Records from a dataset:

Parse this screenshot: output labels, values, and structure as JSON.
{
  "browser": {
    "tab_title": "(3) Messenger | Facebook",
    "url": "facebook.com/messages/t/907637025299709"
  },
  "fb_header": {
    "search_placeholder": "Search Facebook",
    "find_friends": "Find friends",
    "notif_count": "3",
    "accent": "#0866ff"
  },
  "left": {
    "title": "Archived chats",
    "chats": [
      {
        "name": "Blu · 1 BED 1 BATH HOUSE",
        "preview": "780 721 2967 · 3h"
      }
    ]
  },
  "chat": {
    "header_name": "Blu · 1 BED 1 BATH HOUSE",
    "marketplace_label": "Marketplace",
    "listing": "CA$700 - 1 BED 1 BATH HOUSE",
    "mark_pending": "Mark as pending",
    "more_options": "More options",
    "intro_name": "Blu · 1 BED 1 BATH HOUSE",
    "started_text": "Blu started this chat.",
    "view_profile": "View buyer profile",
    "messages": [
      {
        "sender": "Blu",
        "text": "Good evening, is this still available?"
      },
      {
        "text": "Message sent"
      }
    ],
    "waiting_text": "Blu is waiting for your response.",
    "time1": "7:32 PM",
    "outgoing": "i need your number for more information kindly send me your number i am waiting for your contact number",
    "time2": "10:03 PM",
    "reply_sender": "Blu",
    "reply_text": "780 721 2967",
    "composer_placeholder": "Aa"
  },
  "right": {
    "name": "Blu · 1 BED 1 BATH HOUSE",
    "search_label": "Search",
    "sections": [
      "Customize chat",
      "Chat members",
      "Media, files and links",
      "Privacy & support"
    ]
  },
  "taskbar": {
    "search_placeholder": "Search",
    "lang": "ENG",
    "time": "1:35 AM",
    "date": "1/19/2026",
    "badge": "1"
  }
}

> _Exercise_
Copy out each line of the material that holds the word "this".

> _Solved exercise_
Parse this screenshot: output labels, values, and structure as JSON.
    "started_text": "Blu started this chat.",
        "text": "Good evening, is this still available?"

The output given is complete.